Textauszug:
============

Entropie 12 (AT) ist ein Experimentierfeld in dem 12 Künstlerinnen über 12 Monate einen neuen sozialen Raum entwickeln. Wir werden Bilder des Aufbruchs in eine andere Zukunft produzieren. Über das Jahr 2019 werden wir einen konkreten, sozialen Raum herstellen und in performativen Aktionen inszenieren. Zwölf Künstlerinnen soll dann ein Grundeinkommen zur Verfügung stehen, denn um den von uns angestrebten experimentellen Raum herzustellen, brauchen wir Freiheiten.
Entropie 12 (AT) ist ein konkreter anderer Raum und eine Bewegung, die politische Forderungen, welche sich aus dem Experiment des gelebten Raums ergeben, durchsetzt.

============

Auszüge der Auflistung:
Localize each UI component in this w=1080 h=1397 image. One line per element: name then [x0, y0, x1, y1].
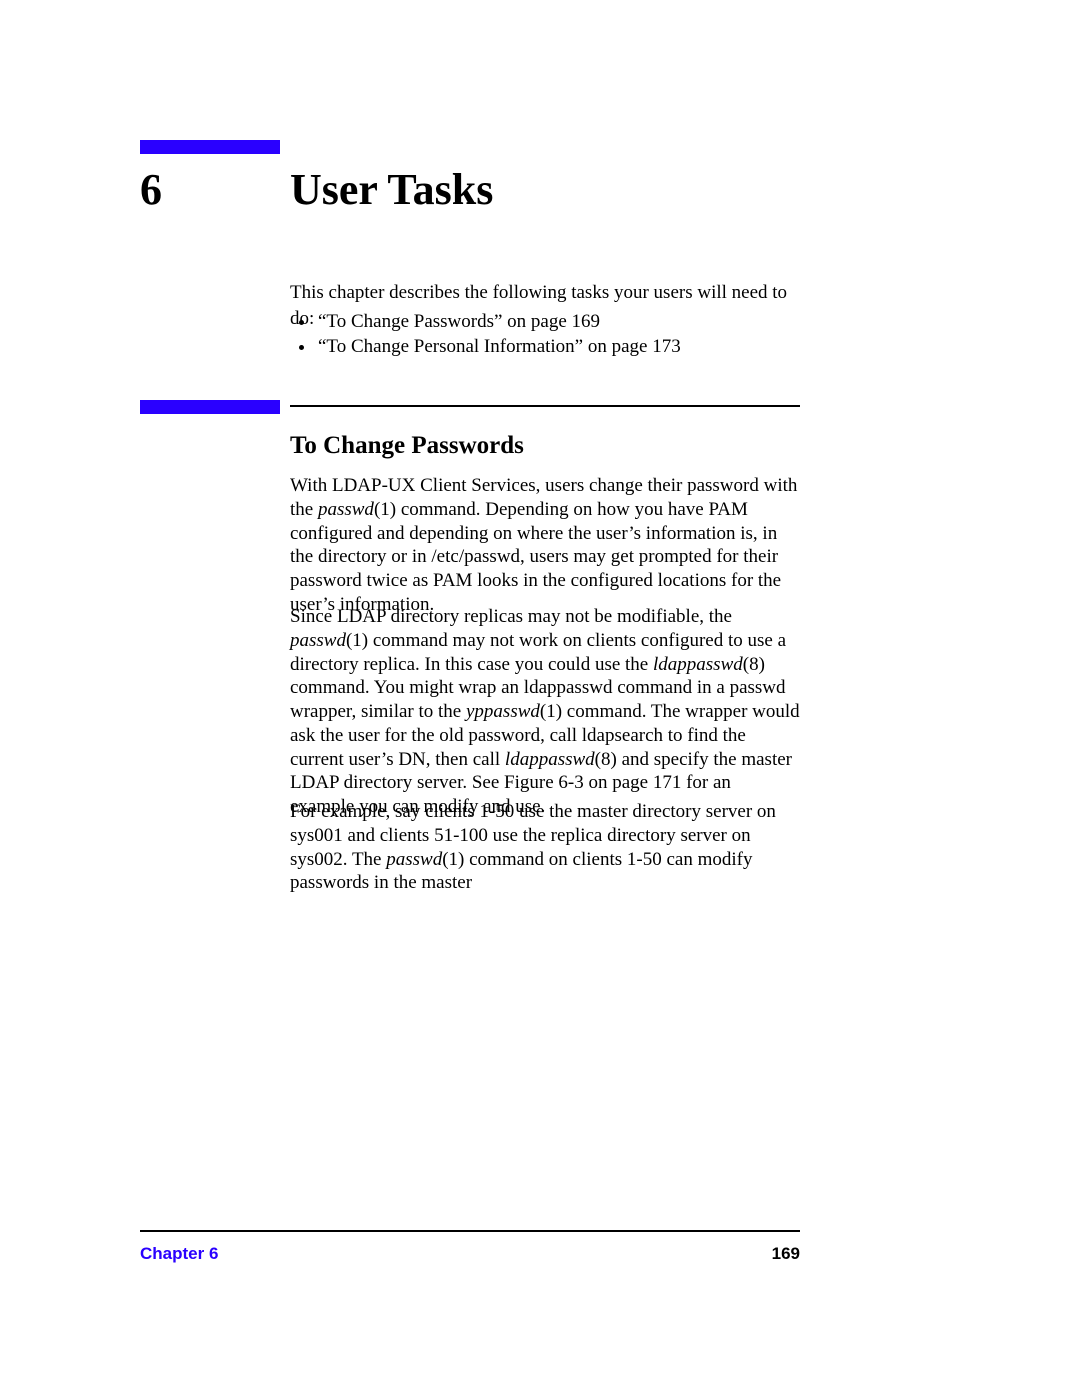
chapter-accent-bar — [140, 140, 280, 154]
body-paragraph: With LDAP-UX Client Services, users chan… — [290, 474, 800, 617]
command-ldappasswd: ldappasswd — [653, 654, 743, 675]
body-paragraph: For example, say clients 1-50 use the ma… — [290, 800, 800, 895]
section-accent-bar — [140, 400, 280, 414]
section-rule — [290, 405, 800, 407]
command-passwd: passwd — [290, 630, 346, 651]
footer-page-number: 169 — [772, 1244, 800, 1264]
text: Since LDAP directory replicas may not be… — [290, 606, 732, 627]
body-paragraph: Since LDAP directory replicas may not be… — [290, 605, 800, 819]
list-item: “To Change Passwords” on page 169 — [316, 310, 826, 335]
command-yppasswd: yppasswd — [466, 701, 540, 722]
command-passwd: passwd — [386, 849, 442, 870]
footer-rule — [140, 1230, 800, 1232]
list-item: “To Change Personal Information” on page… — [316, 335, 826, 360]
page: 6 User Tasks This chapter describes the … — [0, 0, 1080, 1397]
chapter-number: 6 — [140, 164, 162, 215]
command-ldappasswd: ldappasswd — [505, 749, 595, 770]
section-heading: To Change Passwords — [290, 432, 524, 460]
command-passwd: passwd — [318, 499, 374, 520]
task-bullet-list: “To Change Passwords” on page 169 “To Ch… — [290, 310, 826, 359]
chapter-title: User Tasks — [290, 164, 493, 215]
footer-chapter-label: Chapter 6 — [140, 1244, 218, 1264]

============

Gib aus dem Textauszug wörtlich die Stelle aus, die mit "Entropie 12 (AT) ist ein Experimentierfeld" beginnt und bis einschließlich "Raums ergeben, durchsetzt." reicht. Stütze dich ausschließlich auf den Textauszug.

Fertige Übung:
Entropie 12 (AT) ist ein Experimentierfeld in dem 12 Künstlerinnen über 12 Monate einen neuen sozialen Raum entwickeln. Wir werden Bilder des Aufbruchs in eine andere Zukunft produzieren. Über das Jahr 2019 werden wir einen konkreten, sozialen Raum herstellen und in performativen Aktionen inszenieren. Zwölf Künstlerinnen soll dann ein Grundeinkommen zur Verfügung stehen, denn um den von uns angestrebten experimentellen Raum herzustellen, brauchen wir Freiheiten.
Entropie 12 (AT) ist ein konkreter anderer Raum und eine Bewegung, die politische Forderungen, welche sich aus dem Experiment des gelebten Raums ergeben, durchsetzt.